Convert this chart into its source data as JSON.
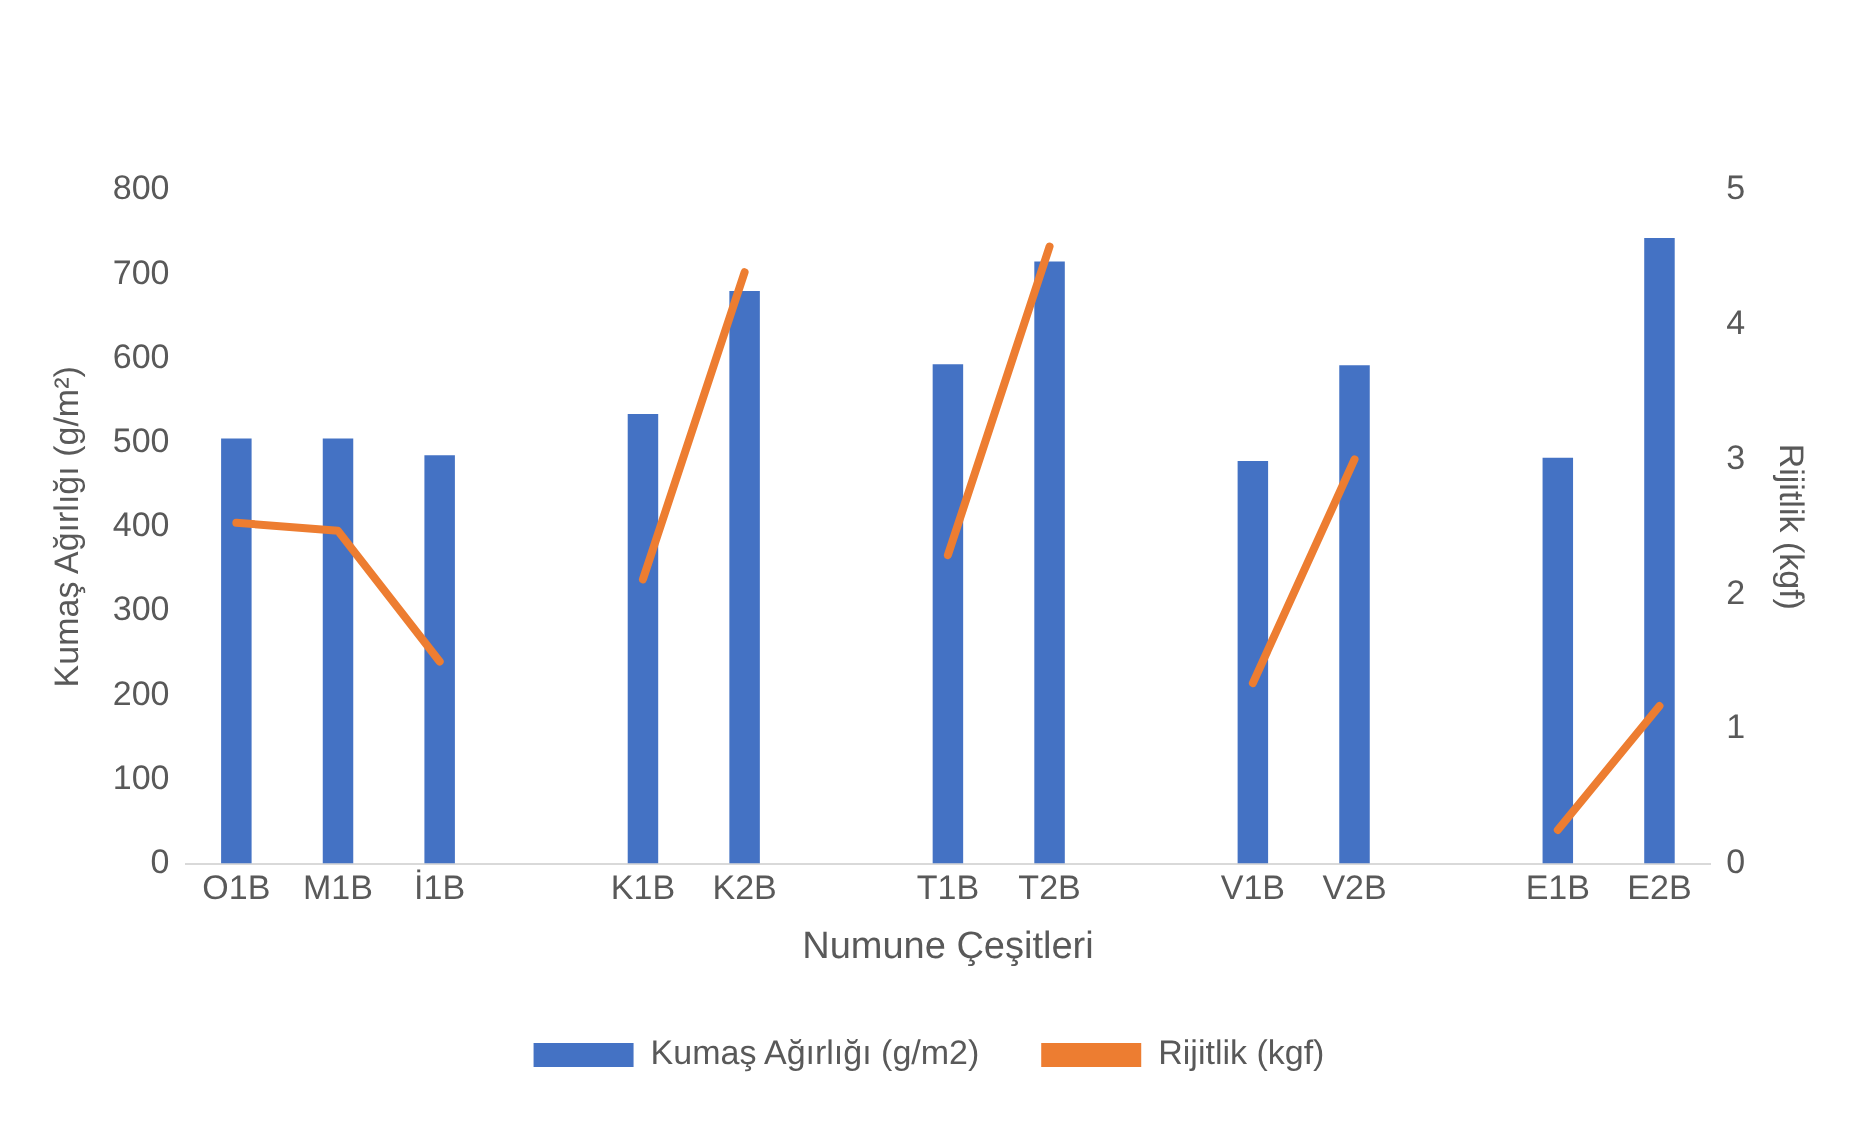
{
  "chart_data": {
    "type": "bar",
    "categories": [
      "O1B",
      "M1B",
      "İ1B",
      null,
      "K1B",
      "K2B",
      null,
      "T1B",
      "T2B",
      null,
      "V1B",
      "V2B",
      null,
      "E1B",
      "E2B"
    ],
    "series": [
      {
        "name": "Kumaş Ağırlığı (g/m2)",
        "color": "#4472c4",
        "values": [
          505,
          505,
          485,
          null,
          534,
          680,
          null,
          593,
          715,
          null,
          478,
          592,
          null,
          482,
          743
        ]
      },
      {
        "name": "Rijitlik (kgf)",
        "type": "line",
        "axis": "y2",
        "color": "#ed7d31",
        "values": [
          2.53,
          2.47,
          1.5,
          null,
          2.11,
          4.39,
          null,
          2.29,
          4.58,
          null,
          1.34,
          3.0,
          null,
          0.25,
          1.17
        ]
      }
    ],
    "xlabel": "Numune Çeşitleri",
    "ylabel": "Kumaş Ağırlığı (g/m²)",
    "y2label": "Rijitlik (kgf)",
    "ylim": [
      0,
      800
    ],
    "yticks": [
      0,
      100,
      200,
      300,
      400,
      500,
      600,
      700,
      800
    ],
    "y2lim": [
      0,
      5
    ],
    "y2ticks": [
      0,
      1,
      2,
      3,
      4,
      5
    ],
    "grid": false,
    "legend": "bottom",
    "marker": "none",
    "line_style": "solid"
  }
}
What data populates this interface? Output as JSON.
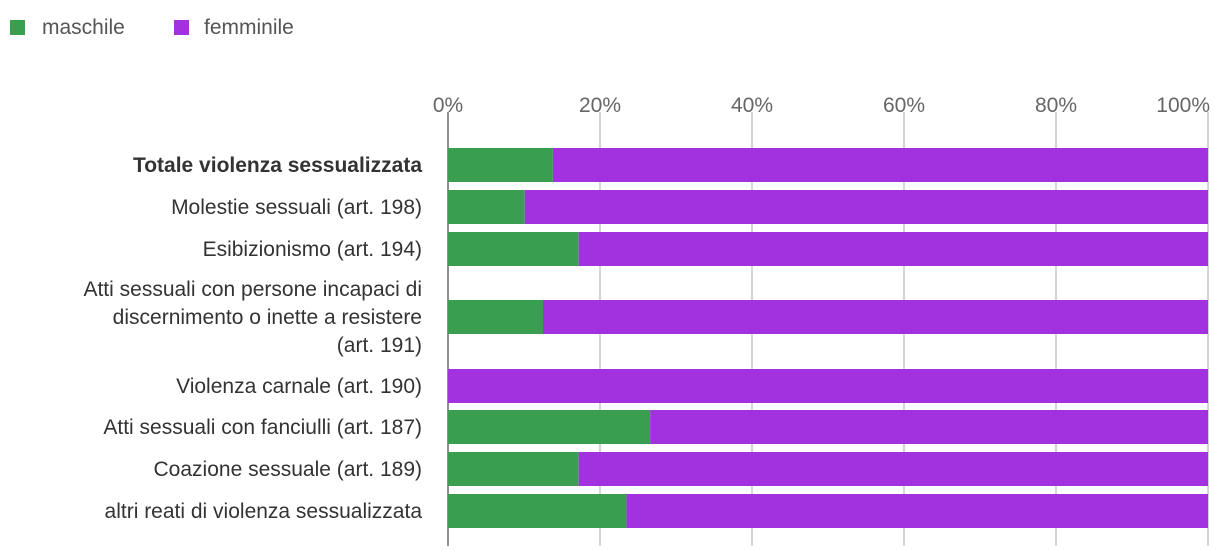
{
  "chart_data": {
    "type": "bar",
    "orientation": "horizontal",
    "stacked": true,
    "title": "",
    "xlabel": "",
    "ylabel": "",
    "xlim": [
      0,
      100
    ],
    "ticks": [
      "0%",
      "20%",
      "40%",
      "60%",
      "80%",
      "100%"
    ],
    "tick_values": [
      0,
      20,
      40,
      60,
      80,
      100
    ],
    "axis_position": "top",
    "grid": true,
    "legend_placement": "top-left",
    "categories": [
      [
        "Totale violenza sessualizzata"
      ],
      [
        "Molestie sessuali (art. 198)"
      ],
      [
        "Esibizionismo (art. 194)"
      ],
      [
        "Atti sessuali con persone incapaci di",
        "discernimento o inette a resistere",
        "(art. 191)"
      ],
      [
        "Violenza carnale (art. 190)"
      ],
      [
        "Atti sessuali con fanciulli (art. 187)"
      ],
      [
        "Coazione sessuale (art. 189)"
      ],
      [
        "altri reati di violenza sessualizzata"
      ]
    ],
    "bold_categories": [
      0
    ],
    "series": [
      {
        "name": "maschile",
        "color": "#3a9e4f",
        "values": [
          13.8,
          10.1,
          17.2,
          12.5,
          0.0,
          26.6,
          17.2,
          23.5
        ]
      },
      {
        "name": "femminile",
        "color": "#a232e0",
        "values": [
          86.2,
          89.9,
          82.8,
          87.5,
          100.0,
          73.4,
          82.8,
          76.5
        ]
      }
    ]
  }
}
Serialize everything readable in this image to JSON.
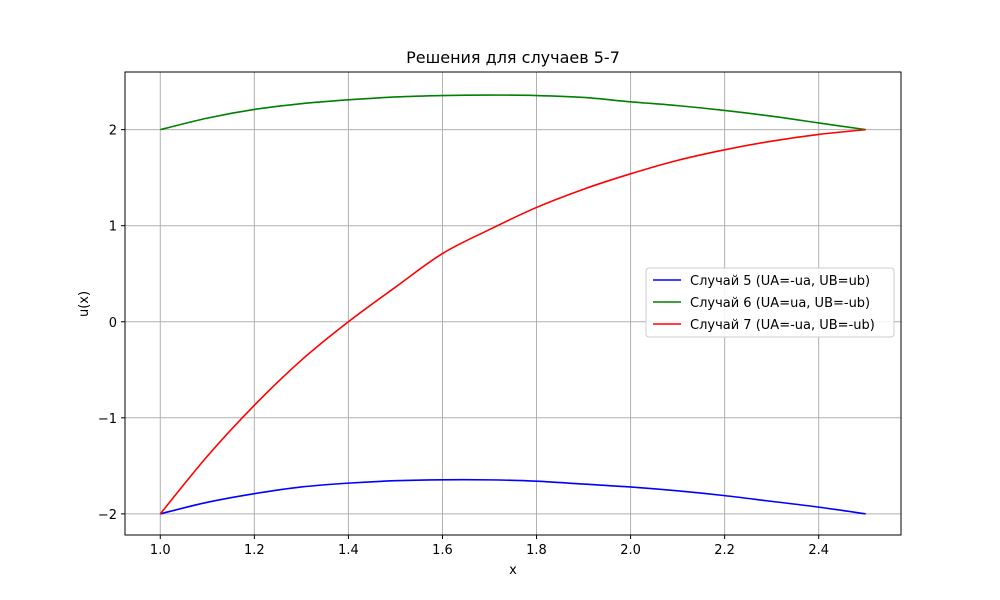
{
  "chart_data": {
    "type": "line",
    "title": "Решения для случаев 5-7",
    "xlabel": "x",
    "ylabel": "u(x)",
    "xlim": [
      0.925,
      2.575
    ],
    "ylim": [
      -2.22,
      2.6
    ],
    "x_ticks": [
      1.0,
      1.2,
      1.4,
      1.6,
      1.8,
      2.0,
      2.2,
      2.4
    ],
    "x_tick_labels": [
      "1.0",
      "1.2",
      "1.4",
      "1.6",
      "1.8",
      "2.0",
      "2.2",
      "2.4"
    ],
    "y_ticks": [
      -2,
      -1,
      0,
      1,
      2
    ],
    "y_tick_labels": [
      "−2",
      "−1",
      "0",
      "1",
      "2"
    ],
    "grid": true,
    "legend_position": "center-right",
    "x": [
      1.0,
      1.1,
      1.2,
      1.3,
      1.4,
      1.5,
      1.6,
      1.7,
      1.8,
      1.9,
      2.0,
      2.1,
      2.2,
      2.3,
      2.4,
      2.5
    ],
    "series": [
      {
        "name": "Случай 5 (UA=-ua, UB=ub)",
        "color": "#0000ff",
        "values": [
          -2.0,
          -1.88,
          -1.79,
          -1.72,
          -1.68,
          -1.655,
          -1.645,
          -1.646,
          -1.66,
          -1.69,
          -1.72,
          -1.76,
          -1.81,
          -1.87,
          -1.93,
          -2.0
        ]
      },
      {
        "name": "Случай 6 (UA=ua, UB=-ub)",
        "color": "#008000",
        "values": [
          2.0,
          2.12,
          2.21,
          2.27,
          2.31,
          2.34,
          2.355,
          2.36,
          2.355,
          2.335,
          2.29,
          2.25,
          2.2,
          2.14,
          2.07,
          2.0
        ]
      },
      {
        "name": "Случай 7 (UA=-ua, UB=-ub)",
        "color": "#ff0000",
        "values": [
          -2.0,
          -1.4,
          -0.87,
          -0.4,
          0.0,
          0.36,
          0.71,
          0.96,
          1.19,
          1.38,
          1.54,
          1.68,
          1.79,
          1.88,
          1.95,
          2.0
        ]
      }
    ]
  }
}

◇ ◇ ◇

Copy all the lines of data exactly as they appear, dropping any images.

Convert this chart into its source data as JSON.
{
  "chart_data": {
    "type": "bar",
    "categories": [
      "O1B",
      "M1B",
      "İ1B",
      null,
      "K1B",
      "K2B",
      null,
      "T1B",
      "T2B",
      null,
      "V1B",
      "V2B",
      null,
      "E1B",
      "E2B"
    ],
    "series": [
      {
        "name": "Kumaş Ağırlığı (g/m2)",
        "color": "#4472c4",
        "values": [
          505,
          505,
          485,
          null,
          534,
          680,
          null,
          593,
          715,
          null,
          478,
          592,
          null,
          482,
          743
        ]
      },
      {
        "name": "Rijitlik (kgf)",
        "type": "line",
        "axis": "y2",
        "color": "#ed7d31",
        "values": [
          2.53,
          2.47,
          1.5,
          null,
          2.11,
          4.39,
          null,
          2.29,
          4.58,
          null,
          1.34,
          3.0,
          null,
          0.25,
          1.17
        ]
      }
    ],
    "xlabel": "Numune Çeşitleri",
    "ylabel": "Kumaş Ağırlığı (g/m²)",
    "y2label": "Rijitlik (kgf)",
    "ylim": [
      0,
      800
    ],
    "yticks": [
      0,
      100,
      200,
      300,
      400,
      500,
      600,
      700,
      800
    ],
    "y2lim": [
      0,
      5
    ],
    "y2ticks": [
      0,
      1,
      2,
      3,
      4,
      5
    ],
    "grid": false,
    "legend": "bottom",
    "marker": "none",
    "line_style": "solid"
  }
}
What data populates this interface? Output as JSON.
{
  "chart_data": {
    "type": "bar",
    "orientation": "horizontal",
    "stacked": true,
    "title": "",
    "xlabel": "",
    "ylabel": "",
    "xlim": [
      0,
      100
    ],
    "ticks": [
      "0%",
      "20%",
      "40%",
      "60%",
      "80%",
      "100%"
    ],
    "tick_values": [
      0,
      20,
      40,
      60,
      80,
      100
    ],
    "axis_position": "top",
    "grid": true,
    "legend_placement": "top-left",
    "categories": [
      [
        "Totale violenza sessualizzata"
      ],
      [
        "Molestie sessuali (art. 198)"
      ],
      [
        "Esibizionismo (art. 194)"
      ],
      [
        "Atti sessuali con persone incapaci di",
        "discernimento o inette a resistere",
        "(art. 191)"
      ],
      [
        "Violenza carnale (art. 190)"
      ],
      [
        "Atti sessuali con fanciulli (art. 187)"
      ],
      [
        "Coazione sessuale (art. 189)"
      ],
      [
        "altri reati di violenza sessualizzata"
      ]
    ],
    "bold_categories": [
      0
    ],
    "series": [
      {
        "name": "maschile",
        "color": "#3a9e4f",
        "values": [
          13.8,
          10.1,
          17.2,
          12.5,
          0.0,
          26.6,
          17.2,
          23.5
        ]
      },
      {
        "name": "femminile",
        "color": "#a232e0",
        "values": [
          86.2,
          89.9,
          82.8,
          87.5,
          100.0,
          73.4,
          82.8,
          76.5
        ]
      }
    ]
  }
}
Serialize everything readable in this image to JSON.
{
  "chart_data": {
    "type": "line",
    "title": "Решения для случаев 5-7",
    "xlabel": "x",
    "ylabel": "u(x)",
    "xlim": [
      0.925,
      2.575
    ],
    "ylim": [
      -2.22,
      2.6
    ],
    "x_ticks": [
      1.0,
      1.2,
      1.4,
      1.6,
      1.8,
      2.0,
      2.2,
      2.4
    ],
    "x_tick_labels": [
      "1.0",
      "1.2",
      "1.4",
      "1.6",
      "1.8",
      "2.0",
      "2.2",
      "2.4"
    ],
    "y_ticks": [
      -2,
      -1,
      0,
      1,
      2
    ],
    "y_tick_labels": [
      "−2",
      "−1",
      "0",
      "1",
      "2"
    ],
    "grid": true,
    "legend_position": "center-right",
    "x": [
      1.0,
      1.1,
      1.2,
      1.3,
      1.4,
      1.5,
      1.6,
      1.7,
      1.8,
      1.9,
      2.0,
      2.1,
      2.2,
      2.3,
      2.4,
      2.5
    ],
    "series": [
      {
        "name": "Случай 5 (UA=-ua, UB=ub)",
        "color": "#0000ff",
        "values": [
          -2.0,
          -1.88,
          -1.79,
          -1.72,
          -1.68,
          -1.655,
          -1.645,
          -1.646,
          -1.66,
          -1.69,
          -1.72,
          -1.76,
          -1.81,
          -1.87,
          -1.93,
          -2.0
        ]
      },
      {
        "name": "Случай 6 (UA=ua, UB=-ub)",
        "color": "#008000",
        "values": [
          2.0,
          2.12,
          2.21,
          2.27,
          2.31,
          2.34,
          2.355,
          2.36,
          2.355,
          2.335,
          2.29,
          2.25,
          2.2,
          2.14,
          2.07,
          2.0
        ]
      },
      {
        "name": "Случай 7 (UA=-ua, UB=-ub)",
        "color": "#ff0000",
        "values": [
          -2.0,
          -1.4,
          -0.87,
          -0.4,
          0.0,
          0.36,
          0.71,
          0.96,
          1.19,
          1.38,
          1.54,
          1.68,
          1.79,
          1.88,
          1.95,
          2.0
        ]
      }
    ]
  }
}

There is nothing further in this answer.